- Énoncé du problème
D'après le passage sur la convention de Londres, quels États signèrent en 1834 un traité pour assurer le triomphe du gouvernement représentatif à Madrid et à Lisbonne ?

- Passage extrait
»»

La convention de Londres a changé les rapports des grandes puissances de l'Europe. Avant le traité du 15 juillet, il y avait en regard l'un de l'autre deux systèmes d'alliance d'où sortait naturellement l'équilibre européen. D'un côté, les états régis par le gouvernement constitutionnel, de l'autre, les trois monarchies absolues semblaient liés par une sorte de solidarité morale. L'analogie des principes avait déterminé les rapprochemens et les accointances politiques. Cette combinaison n'avait rien d'arbitraire et de forcé; elle était l'expression régulière de la nature des choses. Aussi, quand en 1834 l'Angleterre et la France, de concert avec l'Espagne et le Portugal, signèrent un traité pour assurer à Madrid et à Lisbonne le triomphe du gouvernement représentatif, cette quadruple alliance ne fut que la déclaration légale de la division que traçait en Europe la différence des principes et des constitutions politiques. A cet état de choses, le traité du 15 juillet fait succéder une autre situation. L'un des deux grands états constitutionnels s'est séparé de l'autre pour s'allier avec les trois monarchies absolues, et toutes les sympathies morales ont été sacrifiées à ce qu'on a considéré comme une satisfaction plus complète des intérêts positifs.

««

Extrait d'un jeu de données
»»

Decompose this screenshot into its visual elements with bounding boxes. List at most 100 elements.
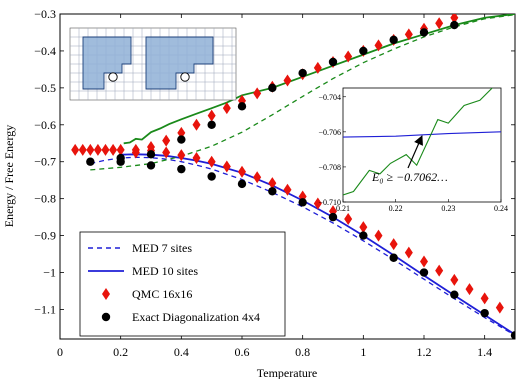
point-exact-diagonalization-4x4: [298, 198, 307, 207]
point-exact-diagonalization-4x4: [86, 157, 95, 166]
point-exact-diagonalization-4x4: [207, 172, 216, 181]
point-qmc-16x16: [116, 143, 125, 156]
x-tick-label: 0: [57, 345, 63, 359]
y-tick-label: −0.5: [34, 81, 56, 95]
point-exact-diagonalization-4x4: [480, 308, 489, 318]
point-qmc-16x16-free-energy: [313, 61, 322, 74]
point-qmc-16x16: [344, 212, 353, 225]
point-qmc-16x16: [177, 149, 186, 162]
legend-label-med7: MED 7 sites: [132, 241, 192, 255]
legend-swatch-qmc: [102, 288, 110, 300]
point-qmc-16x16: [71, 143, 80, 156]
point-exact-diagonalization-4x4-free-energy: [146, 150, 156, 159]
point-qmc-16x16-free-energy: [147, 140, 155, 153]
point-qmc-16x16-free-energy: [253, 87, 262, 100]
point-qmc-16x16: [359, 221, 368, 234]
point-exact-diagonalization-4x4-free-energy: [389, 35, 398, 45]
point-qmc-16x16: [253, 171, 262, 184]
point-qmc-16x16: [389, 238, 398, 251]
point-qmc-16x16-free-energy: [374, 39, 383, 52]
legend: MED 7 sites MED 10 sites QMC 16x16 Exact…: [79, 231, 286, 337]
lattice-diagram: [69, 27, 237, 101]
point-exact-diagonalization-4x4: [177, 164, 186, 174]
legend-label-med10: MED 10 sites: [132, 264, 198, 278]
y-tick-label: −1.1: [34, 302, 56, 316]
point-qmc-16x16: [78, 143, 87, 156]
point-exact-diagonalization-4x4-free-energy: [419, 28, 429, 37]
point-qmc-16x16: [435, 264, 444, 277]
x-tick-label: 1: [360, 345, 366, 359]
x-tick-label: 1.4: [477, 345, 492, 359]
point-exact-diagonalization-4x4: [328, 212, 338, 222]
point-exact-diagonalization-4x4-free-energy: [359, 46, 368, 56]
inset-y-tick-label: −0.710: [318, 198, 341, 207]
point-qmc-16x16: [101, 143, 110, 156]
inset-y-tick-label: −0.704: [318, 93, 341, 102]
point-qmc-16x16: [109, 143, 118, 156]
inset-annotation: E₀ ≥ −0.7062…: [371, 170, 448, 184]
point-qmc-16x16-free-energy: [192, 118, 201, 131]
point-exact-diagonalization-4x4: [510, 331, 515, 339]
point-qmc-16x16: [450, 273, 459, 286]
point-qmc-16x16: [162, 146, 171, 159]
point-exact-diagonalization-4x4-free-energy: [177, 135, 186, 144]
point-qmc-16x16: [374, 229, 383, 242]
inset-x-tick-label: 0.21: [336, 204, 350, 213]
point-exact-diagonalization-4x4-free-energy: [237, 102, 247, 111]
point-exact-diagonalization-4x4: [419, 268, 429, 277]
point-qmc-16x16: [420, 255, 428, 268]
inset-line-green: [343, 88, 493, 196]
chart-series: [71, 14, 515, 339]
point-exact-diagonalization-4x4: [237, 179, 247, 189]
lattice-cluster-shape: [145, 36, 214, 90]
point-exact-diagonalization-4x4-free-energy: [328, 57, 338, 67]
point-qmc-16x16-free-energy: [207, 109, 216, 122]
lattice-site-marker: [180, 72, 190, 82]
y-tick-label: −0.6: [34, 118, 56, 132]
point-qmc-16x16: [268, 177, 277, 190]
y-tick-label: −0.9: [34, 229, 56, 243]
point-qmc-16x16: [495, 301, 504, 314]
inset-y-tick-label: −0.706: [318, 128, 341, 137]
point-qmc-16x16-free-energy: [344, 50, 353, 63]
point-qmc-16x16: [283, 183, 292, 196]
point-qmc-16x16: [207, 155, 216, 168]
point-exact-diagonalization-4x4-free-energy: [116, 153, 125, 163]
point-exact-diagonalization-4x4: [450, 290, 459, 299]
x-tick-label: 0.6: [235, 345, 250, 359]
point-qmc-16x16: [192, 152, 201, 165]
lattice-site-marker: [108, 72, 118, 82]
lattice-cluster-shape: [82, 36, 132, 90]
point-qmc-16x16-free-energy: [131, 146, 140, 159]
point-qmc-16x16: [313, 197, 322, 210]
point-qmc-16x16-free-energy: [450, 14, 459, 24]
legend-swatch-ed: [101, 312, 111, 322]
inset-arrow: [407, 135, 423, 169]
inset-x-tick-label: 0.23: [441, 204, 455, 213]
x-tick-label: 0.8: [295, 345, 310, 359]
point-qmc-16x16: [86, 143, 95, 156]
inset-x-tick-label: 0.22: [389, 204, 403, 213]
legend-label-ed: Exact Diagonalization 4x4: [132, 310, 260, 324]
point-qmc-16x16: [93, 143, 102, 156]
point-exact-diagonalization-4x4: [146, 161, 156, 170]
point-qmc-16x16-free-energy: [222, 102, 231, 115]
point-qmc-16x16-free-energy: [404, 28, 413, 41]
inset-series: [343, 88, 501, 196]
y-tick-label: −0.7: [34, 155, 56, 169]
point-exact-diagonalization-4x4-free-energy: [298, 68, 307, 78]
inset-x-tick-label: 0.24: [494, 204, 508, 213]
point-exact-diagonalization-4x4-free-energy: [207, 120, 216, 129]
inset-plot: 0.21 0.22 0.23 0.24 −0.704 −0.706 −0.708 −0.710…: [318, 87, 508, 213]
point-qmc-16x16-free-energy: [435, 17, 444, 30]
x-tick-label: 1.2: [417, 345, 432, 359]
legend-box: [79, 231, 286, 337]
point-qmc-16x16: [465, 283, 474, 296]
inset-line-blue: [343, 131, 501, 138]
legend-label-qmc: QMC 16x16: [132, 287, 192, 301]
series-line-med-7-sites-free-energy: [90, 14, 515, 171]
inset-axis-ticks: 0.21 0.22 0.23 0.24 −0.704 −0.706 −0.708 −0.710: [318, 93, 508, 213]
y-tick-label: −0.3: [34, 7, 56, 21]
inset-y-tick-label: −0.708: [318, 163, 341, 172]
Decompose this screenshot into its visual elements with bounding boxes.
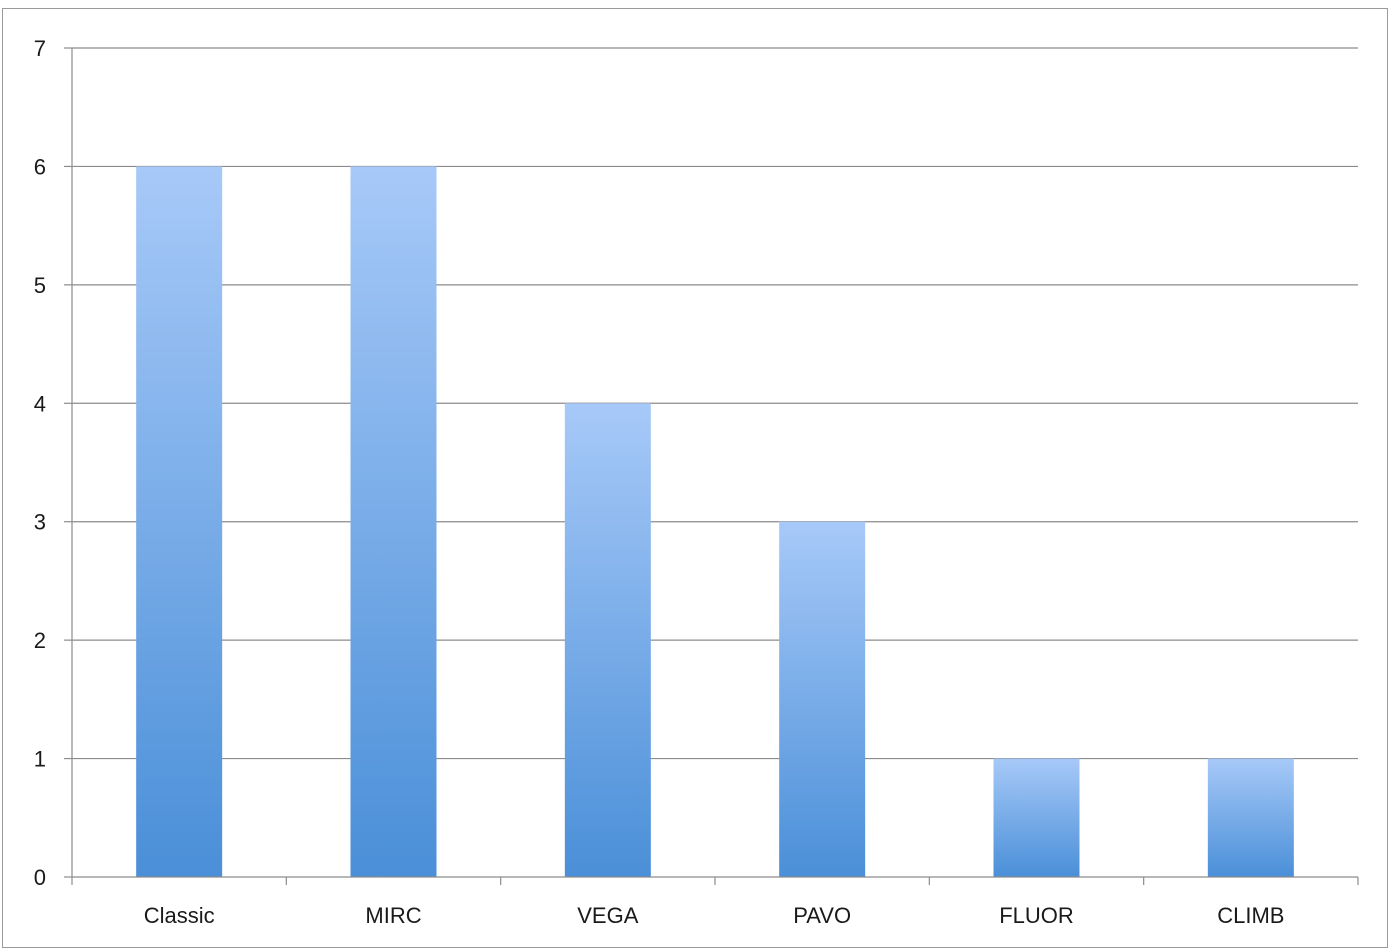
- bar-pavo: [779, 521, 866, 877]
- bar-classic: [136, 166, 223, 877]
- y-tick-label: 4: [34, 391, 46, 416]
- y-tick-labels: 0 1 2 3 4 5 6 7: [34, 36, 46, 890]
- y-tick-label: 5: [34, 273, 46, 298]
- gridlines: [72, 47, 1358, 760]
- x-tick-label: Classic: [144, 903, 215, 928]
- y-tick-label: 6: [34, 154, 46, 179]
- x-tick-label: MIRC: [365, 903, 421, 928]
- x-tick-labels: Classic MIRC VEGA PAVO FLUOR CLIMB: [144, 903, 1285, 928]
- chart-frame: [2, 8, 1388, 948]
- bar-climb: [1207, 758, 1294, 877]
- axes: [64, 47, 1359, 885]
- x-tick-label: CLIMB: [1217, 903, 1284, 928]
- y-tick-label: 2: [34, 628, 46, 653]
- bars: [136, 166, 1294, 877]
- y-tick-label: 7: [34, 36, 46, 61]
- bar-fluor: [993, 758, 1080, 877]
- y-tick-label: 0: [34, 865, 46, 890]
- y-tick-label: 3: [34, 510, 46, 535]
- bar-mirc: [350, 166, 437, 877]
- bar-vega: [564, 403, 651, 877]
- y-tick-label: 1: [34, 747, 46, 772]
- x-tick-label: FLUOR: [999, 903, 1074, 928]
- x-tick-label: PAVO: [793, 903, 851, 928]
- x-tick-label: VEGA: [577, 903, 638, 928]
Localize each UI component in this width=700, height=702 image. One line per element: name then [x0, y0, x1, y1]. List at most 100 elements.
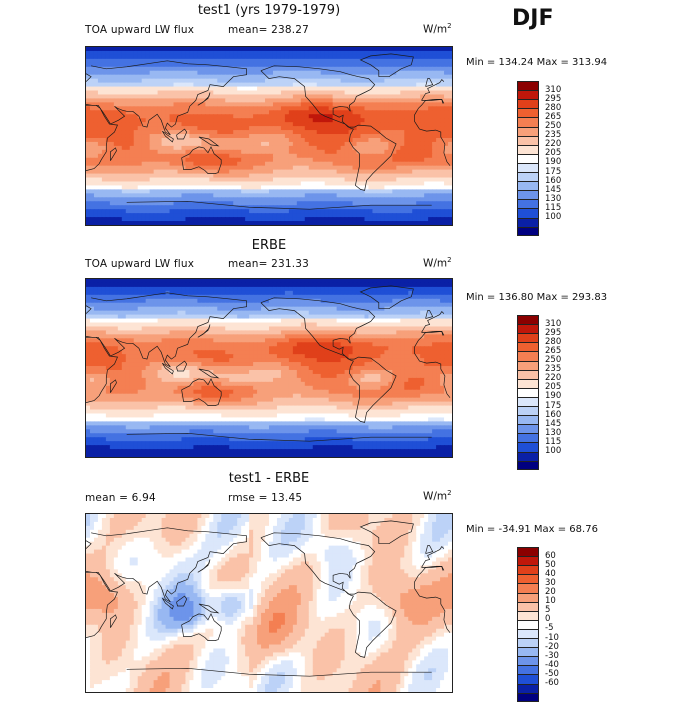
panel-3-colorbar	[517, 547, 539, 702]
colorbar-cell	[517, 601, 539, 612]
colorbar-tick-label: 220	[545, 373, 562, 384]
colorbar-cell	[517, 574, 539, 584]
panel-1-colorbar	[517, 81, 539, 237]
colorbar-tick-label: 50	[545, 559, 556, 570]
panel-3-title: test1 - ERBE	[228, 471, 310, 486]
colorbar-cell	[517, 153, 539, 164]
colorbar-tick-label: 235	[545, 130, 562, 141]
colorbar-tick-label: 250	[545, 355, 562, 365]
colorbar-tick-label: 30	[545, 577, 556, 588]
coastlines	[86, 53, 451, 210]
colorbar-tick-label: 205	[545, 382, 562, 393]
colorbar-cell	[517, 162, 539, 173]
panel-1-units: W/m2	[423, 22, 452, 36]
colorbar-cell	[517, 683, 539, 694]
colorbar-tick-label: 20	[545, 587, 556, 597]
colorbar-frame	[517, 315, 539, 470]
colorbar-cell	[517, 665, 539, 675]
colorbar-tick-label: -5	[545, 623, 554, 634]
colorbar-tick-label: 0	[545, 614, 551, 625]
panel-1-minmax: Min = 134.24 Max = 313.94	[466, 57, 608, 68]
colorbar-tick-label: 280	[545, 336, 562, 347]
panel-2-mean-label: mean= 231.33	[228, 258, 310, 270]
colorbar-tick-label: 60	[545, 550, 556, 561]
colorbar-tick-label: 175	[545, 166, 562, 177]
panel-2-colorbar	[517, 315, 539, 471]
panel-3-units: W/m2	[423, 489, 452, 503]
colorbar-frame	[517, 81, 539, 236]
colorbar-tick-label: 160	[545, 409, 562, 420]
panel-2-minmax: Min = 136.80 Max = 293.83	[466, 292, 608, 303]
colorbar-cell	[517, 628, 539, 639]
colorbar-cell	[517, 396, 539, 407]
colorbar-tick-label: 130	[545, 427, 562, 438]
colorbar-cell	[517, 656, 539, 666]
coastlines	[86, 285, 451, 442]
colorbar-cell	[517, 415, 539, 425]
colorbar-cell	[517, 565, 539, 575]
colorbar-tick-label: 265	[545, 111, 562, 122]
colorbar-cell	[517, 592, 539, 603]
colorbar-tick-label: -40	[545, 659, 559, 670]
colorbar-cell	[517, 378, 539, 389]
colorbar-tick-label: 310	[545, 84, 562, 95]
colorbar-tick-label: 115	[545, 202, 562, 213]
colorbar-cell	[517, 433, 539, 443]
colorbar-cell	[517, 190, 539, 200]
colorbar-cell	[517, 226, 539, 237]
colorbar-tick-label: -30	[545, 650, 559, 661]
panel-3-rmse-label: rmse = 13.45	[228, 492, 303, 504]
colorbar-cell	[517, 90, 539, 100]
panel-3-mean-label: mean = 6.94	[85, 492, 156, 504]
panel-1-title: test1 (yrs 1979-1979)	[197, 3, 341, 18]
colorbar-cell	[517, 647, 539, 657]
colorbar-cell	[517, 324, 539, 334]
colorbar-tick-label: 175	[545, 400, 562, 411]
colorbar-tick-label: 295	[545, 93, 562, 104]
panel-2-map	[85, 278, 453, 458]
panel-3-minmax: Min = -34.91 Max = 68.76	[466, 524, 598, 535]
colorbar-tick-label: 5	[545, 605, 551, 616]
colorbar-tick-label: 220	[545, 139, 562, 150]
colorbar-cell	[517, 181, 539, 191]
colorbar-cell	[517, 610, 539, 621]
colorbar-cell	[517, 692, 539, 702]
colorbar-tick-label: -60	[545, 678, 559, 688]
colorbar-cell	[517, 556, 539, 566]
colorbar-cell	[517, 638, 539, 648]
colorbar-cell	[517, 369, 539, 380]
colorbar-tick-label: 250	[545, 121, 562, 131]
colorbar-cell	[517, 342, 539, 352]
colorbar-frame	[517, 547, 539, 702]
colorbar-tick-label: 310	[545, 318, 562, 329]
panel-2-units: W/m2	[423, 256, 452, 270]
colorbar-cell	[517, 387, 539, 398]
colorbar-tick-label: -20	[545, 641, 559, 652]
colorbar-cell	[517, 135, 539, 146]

««

- Résultat de la tâche
L'Angleterre, la France, l'Espagne et le Portugal.